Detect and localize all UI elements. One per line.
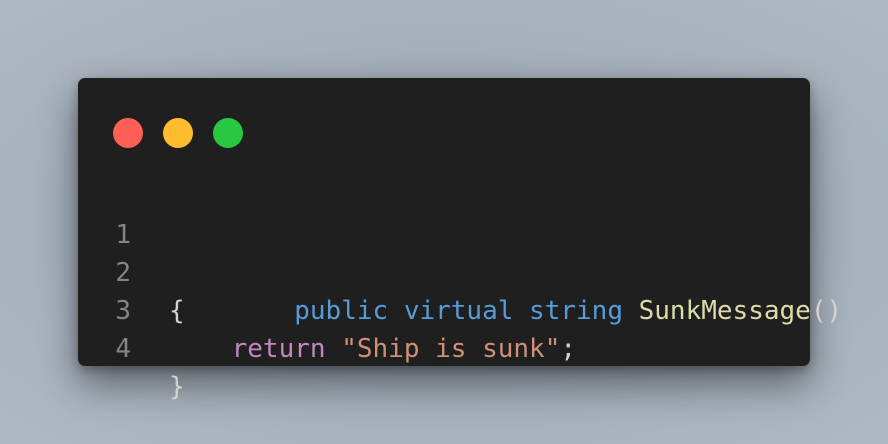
maximize-dot[interactable] (213, 118, 243, 148)
line-content: } (169, 368, 185, 406)
token: } (169, 372, 185, 402)
line-content: return "Ship is sunk"; (169, 330, 576, 368)
token: ; (560, 334, 577, 364)
code-line: 2 { (78, 216, 810, 326)
close-dot[interactable] (113, 118, 143, 148)
minimize-dot[interactable] (163, 118, 193, 148)
code-window: 1 public virtual string SunkMessage() 2 … (78, 78, 842, 402)
window-controls (113, 118, 263, 148)
token: () (810, 296, 843, 326)
token: return (231, 334, 326, 364)
code-line: 1 public virtual string SunkMessage() (78, 178, 842, 326)
code-line: 4 } (78, 292, 810, 402)
line-number: 4 (115, 334, 131, 364)
code-line: 3 return "Ship is sunk"; (78, 254, 810, 364)
token: "Ship is sunk" (341, 334, 561, 364)
code-block: 1 public virtual string SunkMessage() 2 … (78, 178, 842, 402)
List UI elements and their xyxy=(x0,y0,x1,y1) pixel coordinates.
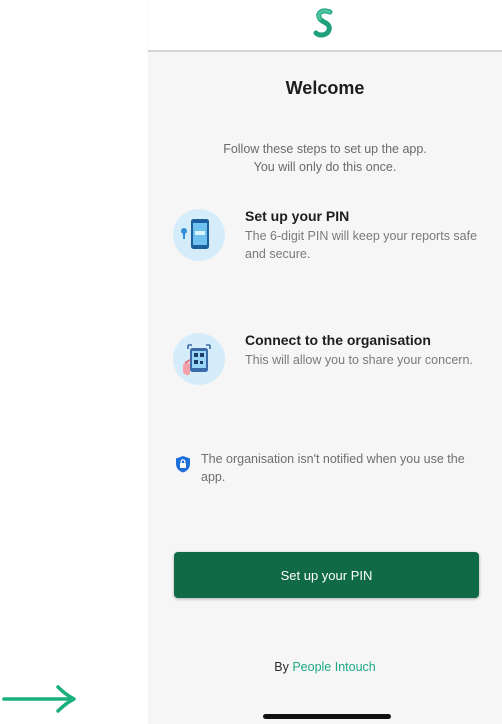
intro-line-1: Follow these steps to set up the app. xyxy=(223,142,427,156)
footer-prefix: By xyxy=(274,660,289,674)
page-title: Welcome xyxy=(285,78,365,98)
people-intouch-link[interactable]: People Intouch xyxy=(292,660,375,674)
step-description: The 6-digit PIN will keep your reports s… xyxy=(245,229,478,261)
shield-lock-icon xyxy=(176,456,190,473)
step-title: Set up your PIN xyxy=(245,208,350,224)
home-indicator xyxy=(263,714,391,719)
right-arrow-icon xyxy=(2,685,76,713)
footer-credit: By People Intouch xyxy=(148,660,502,674)
step-title: Connect to the organisation xyxy=(245,332,431,348)
app-header xyxy=(148,0,502,52)
welcome-screen: Welcome Follow these steps to set up the… xyxy=(148,52,502,724)
intro-line-2: You will only do this once. xyxy=(253,160,397,174)
step-description: This will allow you to share your concer… xyxy=(245,353,473,367)
s-logo-icon xyxy=(313,8,333,38)
notice-text: The organisation isn't notified when you… xyxy=(201,452,465,484)
qr-scan-icon xyxy=(173,333,225,385)
intro-text: Follow these steps to set up the app. Yo… xyxy=(168,140,482,176)
set-up-pin-button[interactable]: Set up your PIN xyxy=(174,552,479,598)
phone-pin-icon xyxy=(173,209,225,261)
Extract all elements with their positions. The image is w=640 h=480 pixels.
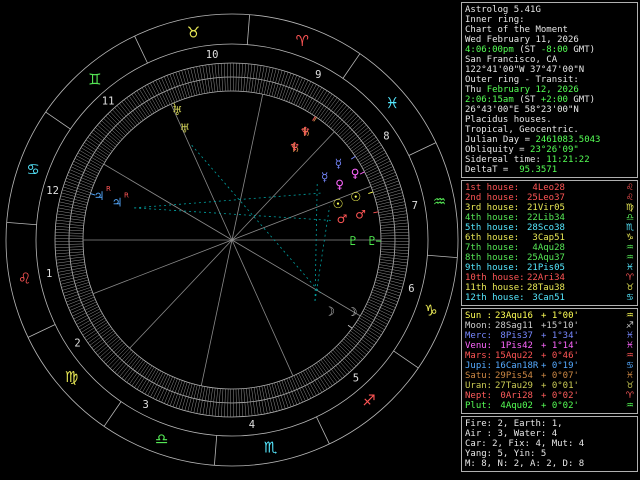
element-tally: Air : 3, Water: 4 (465, 429, 558, 439)
chart-wheel: ♈♉♊♋♌♍♎ ♏♐♑♒♓123456789101112☉☉☽ ☽☿☿♀♀♂ ♂♃ R♃… (5, 13, 459, 467)
house-row: 12th house: 3Can51 ♋ (465, 293, 634, 303)
house-row: 3rd house: 21Vir05 ♍ (465, 203, 634, 213)
planet-row: Moon: 28Sag11 +15°10' ♐ (465, 321, 634, 331)
svg-text:10: 10 (206, 49, 219, 61)
svg-text:♅: ♅ (179, 122, 190, 136)
svg-text:9: 9 (315, 69, 321, 81)
svg-text:7: 7 (412, 200, 418, 212)
transit-coordinates: 26°43'00"E 58°23'00"N (465, 105, 579, 115)
svg-text:11: 11 (102, 95, 115, 107)
planet-position-list: Sun :23Aqu16 + 1°00' ♒ Moon: 28Sag11 +15°10' ♐… (461, 308, 638, 414)
planet-row: Merc: 8Pis37 + 1°34' ♓ (465, 331, 634, 341)
svg-text:♎: ♎ (155, 430, 168, 448)
obliquity: Obliquity = 23°26'09" (465, 145, 579, 155)
svg-text:♀: ♀ (351, 166, 360, 180)
natal-location: San Francisco, CA (465, 55, 558, 65)
svg-text:☽: ☽ (347, 305, 358, 319)
house-row: 9th house: 21Pis05 ♓ (465, 263, 634, 273)
svg-text:♊: ♊ (88, 71, 101, 89)
house-system: Placidus houses. (465, 115, 552, 125)
element-tally: M: 8, N: 2, A: 2, D: 8 (465, 459, 585, 469)
chart-name: Chart of the Moment (465, 25, 568, 35)
house-row: 6th house: 3Cap51 ♑ (465, 233, 634, 243)
svg-text:♃: ♃ (112, 195, 123, 209)
house-row: 10th house: 22Ari34 ♈ (465, 273, 634, 283)
svg-text:☉: ☉ (333, 197, 344, 211)
svg-text:☿: ☿ (335, 157, 342, 171)
zodiac-type: Tropical, Geocentric. (465, 125, 579, 135)
element-tally: Fire: 2, Earth: 1, (465, 419, 563, 429)
svg-text:♓: ♓ (386, 94, 399, 112)
svg-text:R: R (106, 185, 111, 193)
svg-text:♑: ♑ (424, 301, 437, 319)
planet-row: Venu: 1Pis42 + 1°14' ♓ (465, 341, 634, 351)
house-row: 2nd house: 25Leo37 ♌ (465, 193, 634, 203)
svg-text:♋: ♋ (26, 161, 39, 179)
svg-text:♃: ♃ (94, 189, 105, 203)
info-panel: Astrolog 5.41G Inner ring: Chart of the … (461, 0, 640, 480)
svg-text:2: 2 (74, 338, 80, 350)
svg-text:♆: ♆ (300, 124, 311, 138)
svg-text:♂: ♂ (337, 212, 348, 226)
svg-text:♌: ♌ (18, 270, 31, 288)
house-row: 4th house: 22Lib34 ♎ (465, 213, 634, 223)
svg-text:1: 1 (46, 268, 52, 280)
svg-text:♇: ♇ (367, 234, 378, 248)
svg-text:♆: ♆ (289, 140, 300, 154)
chart-info-box: Astrolog 5.41G Inner ring: Chart of the … (461, 2, 638, 178)
app-title: Astrolog 5.41G (465, 5, 541, 15)
element-tally-box: Fire: 2, Earth: 1, Air : 3, Water: 4 Car: … (461, 416, 638, 472)
svg-text:8: 8 (383, 130, 389, 142)
svg-text:♇: ♇ (348, 234, 359, 248)
svg-text:♉: ♉ (187, 24, 200, 42)
planet-row: Satu: 29Pis54 + 0°07' ♓ (465, 371, 634, 381)
svg-text:☉: ☉ (350, 190, 361, 204)
svg-text:♒: ♒ (433, 192, 446, 210)
transit-date: Thu February 12, 2026 (465, 85, 579, 95)
house-row: 1st house: 4Leo28 ♌ (465, 183, 634, 193)
svg-text:♂: ♂ (355, 208, 366, 222)
svg-text:♏: ♏ (264, 438, 278, 456)
svg-text:3: 3 (143, 399, 149, 411)
julian-day: Julian Day = 2461083.5043 (465, 135, 601, 145)
house-row: 7th house: 4Aqu28 ♒ (465, 243, 634, 253)
sidereal-time: Sidereal time: 11:21:22 (465, 155, 590, 165)
planet-row: Jupi: 16Can18R + 0°19' ♋ (465, 361, 634, 371)
svg-text:R: R (124, 191, 129, 199)
svg-text:4: 4 (249, 419, 255, 431)
svg-text:12: 12 (46, 185, 59, 197)
planet-row: Plut: 4Aqu02 + 0°02' ♒ (465, 401, 634, 411)
planet-row: Mars: 15Aqu22 + 0°46' ♒ (465, 351, 634, 361)
svg-text:☿: ☿ (321, 170, 328, 184)
inner-ring-label: Inner ring: (465, 15, 525, 25)
house-row: 11th house: 28Tau38 ♉ (465, 283, 634, 293)
natal-coordinates: 122°41'00"W 37°47'00"N (465, 65, 585, 75)
svg-text:♅: ♅ (172, 104, 183, 118)
svg-text:♈: ♈ (296, 32, 309, 50)
element-tally: Yang: 5, Yin: 5 (465, 449, 547, 459)
house-row: 5th house: 28Sco38 ♏ (465, 223, 634, 233)
house-cusp-list: 1st house: 4Leo28 ♌ 2nd house: 25Leo37 ♌ 3rd … (461, 180, 638, 306)
delta-t: DeltaT = 95.3571 (465, 165, 558, 175)
planet-row: Nept: 0Ari28 + 0°02' ♈ (465, 391, 634, 401)
svg-text:♍: ♍ (65, 368, 78, 386)
transit-time: 2:06:15am (ST +2:00 GMT) (465, 95, 596, 105)
natal-time: 4:06:00pm (ST -8:00 GMT) (465, 45, 596, 55)
svg-text:♐: ♐ (362, 391, 375, 409)
outer-ring-label: Outer ring - Transit: (465, 75, 579, 85)
svg-text:☽: ☽ (324, 305, 335, 319)
svg-text:♀: ♀ (335, 178, 344, 192)
planet-row: Sun :23Aqu16 + 1°00' ♒ (465, 311, 634, 321)
svg-text:5: 5 (353, 373, 359, 385)
element-tally: Car: 2, Fix: 4, Mut: 4 (465, 439, 585, 449)
planet-row: Uran: 27Tau29 + 0°01' ♉ (465, 381, 634, 391)
house-row: 8th house: 25Aqu37 ♒ (465, 253, 634, 263)
svg-text:6: 6 (408, 283, 414, 295)
natal-date: Wed February 11, 2026 (465, 35, 579, 45)
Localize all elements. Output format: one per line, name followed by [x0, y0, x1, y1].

● ● ● ● ●

Your task:
Recast everything in the records from the line containing "intro-line-1: Follow these" down to the line containing "right-arrow-icon xyxy=(2,685,76,713)" as a Markdown table with two columns, Row for the row number and Line for the line itself, and leave out any blank lines.

Result for this task:
| Row | Line |
|---|---|
| 1 | intro-line-1: Follow these steps to set up the app. xyxy=(223,142,427,156) |
| 2 | footer-prefix: By xyxy=(274,660,289,674) |
| 3 | page-title: Welcome xyxy=(285,78,365,98) |
| 4 | people-intouch-link[interactable]: People Intouch xyxy=(292,660,375,674) |
| 5 | step-description: The 6-digit PIN will keep your reports s… xyxy=(245,229,478,261) |
| 6 | shield-lock-icon xyxy=(176,456,190,473) |
| 7 | step-title: Set up your PIN xyxy=(245,208,350,224) |
| 8 | home-indicator xyxy=(263,714,391,719) |
| 9 | right-arrow-icon xyxy=(2,685,76,713) |